> _EXERCISE_: Go through the lines below. Copy those with "Lighthouse".
* begin *
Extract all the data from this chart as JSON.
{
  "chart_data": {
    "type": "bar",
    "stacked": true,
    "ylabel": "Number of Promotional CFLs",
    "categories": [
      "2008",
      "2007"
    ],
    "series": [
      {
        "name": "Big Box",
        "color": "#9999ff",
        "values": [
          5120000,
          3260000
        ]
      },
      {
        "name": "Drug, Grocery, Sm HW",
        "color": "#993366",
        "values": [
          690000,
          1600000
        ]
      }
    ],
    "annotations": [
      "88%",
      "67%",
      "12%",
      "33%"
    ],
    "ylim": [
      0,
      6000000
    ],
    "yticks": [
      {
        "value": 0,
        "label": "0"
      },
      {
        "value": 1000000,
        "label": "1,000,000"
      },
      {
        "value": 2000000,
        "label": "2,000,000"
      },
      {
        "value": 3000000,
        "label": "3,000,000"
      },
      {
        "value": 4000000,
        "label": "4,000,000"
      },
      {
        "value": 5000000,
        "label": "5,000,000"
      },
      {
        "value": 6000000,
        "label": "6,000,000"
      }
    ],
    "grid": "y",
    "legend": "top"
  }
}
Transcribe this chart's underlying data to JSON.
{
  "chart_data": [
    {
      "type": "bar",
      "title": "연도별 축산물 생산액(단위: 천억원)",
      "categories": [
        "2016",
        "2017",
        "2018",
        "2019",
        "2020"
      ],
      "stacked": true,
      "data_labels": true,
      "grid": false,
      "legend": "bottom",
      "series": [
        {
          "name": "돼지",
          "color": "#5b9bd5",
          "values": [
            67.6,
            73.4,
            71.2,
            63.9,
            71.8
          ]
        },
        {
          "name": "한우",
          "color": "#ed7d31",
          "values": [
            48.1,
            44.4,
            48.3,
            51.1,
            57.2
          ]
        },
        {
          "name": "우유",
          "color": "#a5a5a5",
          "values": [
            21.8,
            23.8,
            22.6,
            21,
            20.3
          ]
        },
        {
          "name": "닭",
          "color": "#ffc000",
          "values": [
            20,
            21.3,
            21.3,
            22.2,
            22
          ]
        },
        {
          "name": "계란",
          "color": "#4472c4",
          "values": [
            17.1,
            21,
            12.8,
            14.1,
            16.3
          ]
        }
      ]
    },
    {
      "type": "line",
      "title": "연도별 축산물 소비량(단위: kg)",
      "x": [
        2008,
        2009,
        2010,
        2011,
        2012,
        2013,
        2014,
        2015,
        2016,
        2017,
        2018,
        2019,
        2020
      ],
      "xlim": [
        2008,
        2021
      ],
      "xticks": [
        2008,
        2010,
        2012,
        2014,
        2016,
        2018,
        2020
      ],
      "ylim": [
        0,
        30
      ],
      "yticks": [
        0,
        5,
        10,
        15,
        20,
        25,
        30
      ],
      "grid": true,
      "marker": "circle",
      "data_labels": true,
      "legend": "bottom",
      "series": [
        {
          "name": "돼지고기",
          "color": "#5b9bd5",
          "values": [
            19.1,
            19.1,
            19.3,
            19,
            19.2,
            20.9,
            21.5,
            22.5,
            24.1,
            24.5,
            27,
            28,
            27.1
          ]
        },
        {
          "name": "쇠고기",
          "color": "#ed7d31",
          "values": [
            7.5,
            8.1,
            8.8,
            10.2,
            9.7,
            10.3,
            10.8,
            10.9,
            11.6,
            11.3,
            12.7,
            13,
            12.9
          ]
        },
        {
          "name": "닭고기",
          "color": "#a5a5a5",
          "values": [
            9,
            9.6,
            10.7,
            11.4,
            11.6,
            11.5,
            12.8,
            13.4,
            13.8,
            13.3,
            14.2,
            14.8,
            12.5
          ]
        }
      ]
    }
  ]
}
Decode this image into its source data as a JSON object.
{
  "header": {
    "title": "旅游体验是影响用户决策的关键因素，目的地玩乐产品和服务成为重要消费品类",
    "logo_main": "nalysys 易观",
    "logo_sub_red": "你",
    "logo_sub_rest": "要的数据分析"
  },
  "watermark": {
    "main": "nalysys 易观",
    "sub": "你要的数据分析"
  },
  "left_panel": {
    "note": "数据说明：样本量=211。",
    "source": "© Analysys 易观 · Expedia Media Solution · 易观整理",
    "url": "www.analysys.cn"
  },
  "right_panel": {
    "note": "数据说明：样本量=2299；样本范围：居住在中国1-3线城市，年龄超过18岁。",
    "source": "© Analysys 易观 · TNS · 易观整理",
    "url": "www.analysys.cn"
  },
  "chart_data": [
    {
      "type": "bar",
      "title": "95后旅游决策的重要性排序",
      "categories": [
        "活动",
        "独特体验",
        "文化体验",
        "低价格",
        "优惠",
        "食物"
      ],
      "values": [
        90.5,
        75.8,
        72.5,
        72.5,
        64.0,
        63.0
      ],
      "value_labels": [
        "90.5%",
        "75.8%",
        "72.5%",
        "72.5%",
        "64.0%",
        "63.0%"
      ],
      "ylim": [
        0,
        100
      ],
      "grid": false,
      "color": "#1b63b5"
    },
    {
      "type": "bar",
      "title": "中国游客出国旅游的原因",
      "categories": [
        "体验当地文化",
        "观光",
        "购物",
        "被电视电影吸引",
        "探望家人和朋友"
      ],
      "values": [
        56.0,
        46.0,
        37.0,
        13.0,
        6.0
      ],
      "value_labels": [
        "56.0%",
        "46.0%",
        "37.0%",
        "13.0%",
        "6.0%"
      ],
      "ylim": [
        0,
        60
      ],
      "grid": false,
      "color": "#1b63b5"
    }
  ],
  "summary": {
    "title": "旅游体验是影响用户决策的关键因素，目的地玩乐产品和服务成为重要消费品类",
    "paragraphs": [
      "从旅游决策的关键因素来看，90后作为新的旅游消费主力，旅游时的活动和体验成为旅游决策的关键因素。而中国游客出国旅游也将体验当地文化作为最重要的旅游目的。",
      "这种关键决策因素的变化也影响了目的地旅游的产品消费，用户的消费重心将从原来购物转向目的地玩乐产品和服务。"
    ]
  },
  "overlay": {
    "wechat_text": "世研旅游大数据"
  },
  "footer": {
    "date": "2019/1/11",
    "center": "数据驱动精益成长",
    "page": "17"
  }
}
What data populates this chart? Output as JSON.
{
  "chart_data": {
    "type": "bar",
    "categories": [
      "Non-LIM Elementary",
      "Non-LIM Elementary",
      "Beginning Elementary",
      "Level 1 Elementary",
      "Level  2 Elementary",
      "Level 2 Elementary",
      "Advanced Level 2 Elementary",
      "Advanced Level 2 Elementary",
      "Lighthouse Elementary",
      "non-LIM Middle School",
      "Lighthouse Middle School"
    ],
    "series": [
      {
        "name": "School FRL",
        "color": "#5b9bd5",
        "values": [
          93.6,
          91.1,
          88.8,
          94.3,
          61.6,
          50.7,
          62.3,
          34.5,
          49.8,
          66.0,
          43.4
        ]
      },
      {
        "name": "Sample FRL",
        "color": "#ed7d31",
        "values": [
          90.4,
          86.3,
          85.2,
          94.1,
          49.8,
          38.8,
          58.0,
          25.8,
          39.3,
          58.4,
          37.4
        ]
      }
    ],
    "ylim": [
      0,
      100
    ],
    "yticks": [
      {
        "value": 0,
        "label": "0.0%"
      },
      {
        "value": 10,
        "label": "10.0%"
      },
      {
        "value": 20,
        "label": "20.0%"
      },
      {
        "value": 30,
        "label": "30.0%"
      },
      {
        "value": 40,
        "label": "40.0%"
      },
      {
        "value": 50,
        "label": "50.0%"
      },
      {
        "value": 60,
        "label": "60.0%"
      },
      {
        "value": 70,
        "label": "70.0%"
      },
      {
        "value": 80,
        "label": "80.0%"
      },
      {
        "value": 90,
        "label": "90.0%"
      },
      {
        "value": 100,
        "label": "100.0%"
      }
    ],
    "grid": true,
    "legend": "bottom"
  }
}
* end *
> _ANSWER TO THE PROBLEM_:
      "Lighthouse Elementary",
      "Lighthouse Middle School"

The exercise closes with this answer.